___ ENTRIES ___

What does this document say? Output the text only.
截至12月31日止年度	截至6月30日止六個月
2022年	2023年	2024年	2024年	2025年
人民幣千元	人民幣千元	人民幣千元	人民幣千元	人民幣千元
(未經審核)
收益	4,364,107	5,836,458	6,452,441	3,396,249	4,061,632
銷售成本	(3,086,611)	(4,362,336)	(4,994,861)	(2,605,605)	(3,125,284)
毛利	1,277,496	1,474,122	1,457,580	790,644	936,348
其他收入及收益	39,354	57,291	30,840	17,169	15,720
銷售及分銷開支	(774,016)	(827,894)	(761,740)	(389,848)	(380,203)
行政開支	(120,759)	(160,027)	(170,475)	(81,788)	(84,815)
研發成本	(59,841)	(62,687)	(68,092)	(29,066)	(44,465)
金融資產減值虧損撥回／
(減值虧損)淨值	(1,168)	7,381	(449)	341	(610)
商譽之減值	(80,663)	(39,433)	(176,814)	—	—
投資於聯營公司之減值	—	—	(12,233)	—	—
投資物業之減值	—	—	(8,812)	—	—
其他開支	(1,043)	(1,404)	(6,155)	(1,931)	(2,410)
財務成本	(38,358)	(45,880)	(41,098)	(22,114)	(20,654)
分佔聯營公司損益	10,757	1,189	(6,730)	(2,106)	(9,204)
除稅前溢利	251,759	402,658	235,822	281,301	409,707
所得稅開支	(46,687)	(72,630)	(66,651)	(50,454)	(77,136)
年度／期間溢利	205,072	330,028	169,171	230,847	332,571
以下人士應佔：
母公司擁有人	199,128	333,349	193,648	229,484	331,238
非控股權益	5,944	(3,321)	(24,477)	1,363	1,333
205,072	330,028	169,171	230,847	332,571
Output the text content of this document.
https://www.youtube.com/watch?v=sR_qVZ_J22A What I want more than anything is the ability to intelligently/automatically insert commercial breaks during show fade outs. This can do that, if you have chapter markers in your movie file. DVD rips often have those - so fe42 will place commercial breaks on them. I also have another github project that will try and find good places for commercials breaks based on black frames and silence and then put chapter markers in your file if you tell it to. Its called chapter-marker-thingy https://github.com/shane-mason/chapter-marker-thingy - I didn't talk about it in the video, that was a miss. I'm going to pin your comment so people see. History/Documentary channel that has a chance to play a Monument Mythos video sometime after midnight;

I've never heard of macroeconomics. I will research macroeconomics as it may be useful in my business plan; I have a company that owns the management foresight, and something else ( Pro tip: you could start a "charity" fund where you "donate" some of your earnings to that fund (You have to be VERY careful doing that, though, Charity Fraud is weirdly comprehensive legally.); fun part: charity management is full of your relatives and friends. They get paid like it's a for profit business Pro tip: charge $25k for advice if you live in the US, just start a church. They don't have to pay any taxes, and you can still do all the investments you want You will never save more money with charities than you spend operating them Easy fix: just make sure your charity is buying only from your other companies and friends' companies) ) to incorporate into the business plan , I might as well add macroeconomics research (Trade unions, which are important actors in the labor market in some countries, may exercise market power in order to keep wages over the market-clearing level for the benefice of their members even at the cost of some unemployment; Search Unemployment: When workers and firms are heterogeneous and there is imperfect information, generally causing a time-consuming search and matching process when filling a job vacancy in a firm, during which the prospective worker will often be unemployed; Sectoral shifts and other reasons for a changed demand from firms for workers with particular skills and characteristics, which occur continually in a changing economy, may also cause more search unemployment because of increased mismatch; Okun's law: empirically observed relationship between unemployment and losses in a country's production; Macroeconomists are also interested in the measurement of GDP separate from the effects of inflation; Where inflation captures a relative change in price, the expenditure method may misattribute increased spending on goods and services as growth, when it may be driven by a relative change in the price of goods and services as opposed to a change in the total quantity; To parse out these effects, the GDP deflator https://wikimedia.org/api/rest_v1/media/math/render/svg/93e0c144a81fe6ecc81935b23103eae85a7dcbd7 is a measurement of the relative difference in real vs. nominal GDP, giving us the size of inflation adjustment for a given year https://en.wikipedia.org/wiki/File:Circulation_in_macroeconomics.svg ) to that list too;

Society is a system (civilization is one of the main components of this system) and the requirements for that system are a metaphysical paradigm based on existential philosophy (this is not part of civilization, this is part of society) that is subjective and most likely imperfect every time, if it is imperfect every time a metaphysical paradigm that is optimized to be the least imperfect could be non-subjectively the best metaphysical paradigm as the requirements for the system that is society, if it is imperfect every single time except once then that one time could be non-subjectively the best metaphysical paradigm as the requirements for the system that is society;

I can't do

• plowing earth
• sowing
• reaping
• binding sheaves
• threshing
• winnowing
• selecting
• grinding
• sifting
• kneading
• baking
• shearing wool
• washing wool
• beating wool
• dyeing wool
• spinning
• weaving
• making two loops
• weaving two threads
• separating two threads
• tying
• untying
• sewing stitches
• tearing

___

**GIVEN EXERCISE:**
List all lines where "text" occurs.

**SOLUTION FOR THIS PROBLEM:**
What does this document say? Output the text only.
Output the text content of this document.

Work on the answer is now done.